| WRITTEN INSTRUCTION |
Can you reproduce every line of the data below word for word, leaving out any pictures?

| RECORDS SUPPLIED |
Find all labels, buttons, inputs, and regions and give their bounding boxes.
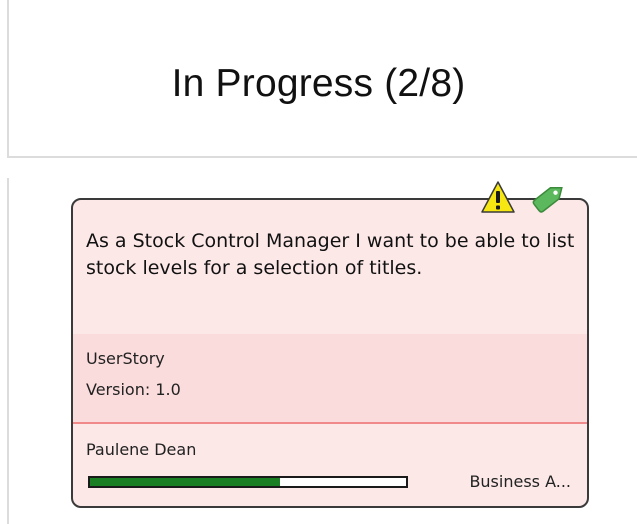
card-divider <box>73 422 587 424</box>
tag-icon <box>532 187 563 213</box>
card-version: Version: 1.0 <box>86 380 181 399</box>
column-left-border-lower <box>7 178 9 524</box>
column-header-divider <box>8 156 637 158</box>
card-progress-bar <box>88 476 408 488</box>
kanban-card[interactable]: As a Stock Control Manager I want to be … <box>71 198 589 508</box>
card-assignee: Paulene Dean <box>86 440 197 459</box>
card-element-type: UserStory <box>86 349 165 368</box>
card-meta-section: UserStory Version: 1.0 <box>73 334 587 424</box>
warning-icon <box>481 181 515 213</box>
card-role: Business A... <box>469 472 571 491</box>
column-title: In Progress (2/8) <box>171 62 466 105</box>
card-progress-fill <box>90 478 280 486</box>
card-story-text: As a Stock Control Manager I want to be … <box>86 230 575 279</box>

| RESPONSE TO THE TASK |
Find all labels, buttons, inputs, and regions and give their bounding boxes.
card-divider <box>73 422 587 424</box>
tag-icon <box>532 187 563 213</box>
card-version: Version: 1.0 <box>86 380 181 399</box>
column-left-border-lower <box>7 178 9 524</box>
column-header-divider <box>8 156 637 158</box>
card-progress-bar <box>88 476 408 488</box>
kanban-card[interactable]: As a Stock Control Manager I want to be … <box>71 198 589 508</box>
card-assignee: Paulene Dean <box>86 440 197 459</box>
card-element-type: UserStory <box>86 349 165 368</box>
card-meta-section: UserStory Version: 1.0 <box>73 334 587 424</box>
warning-icon <box>481 181 515 213</box>
card-role: Business A... <box>469 472 571 491</box>
column-title: In Progress (2/8) <box>171 62 466 105</box>
card-progress-fill <box>90 478 280 486</box>
card-story-text: As a Stock Control Manager I want to be … <box>86 230 575 279</box>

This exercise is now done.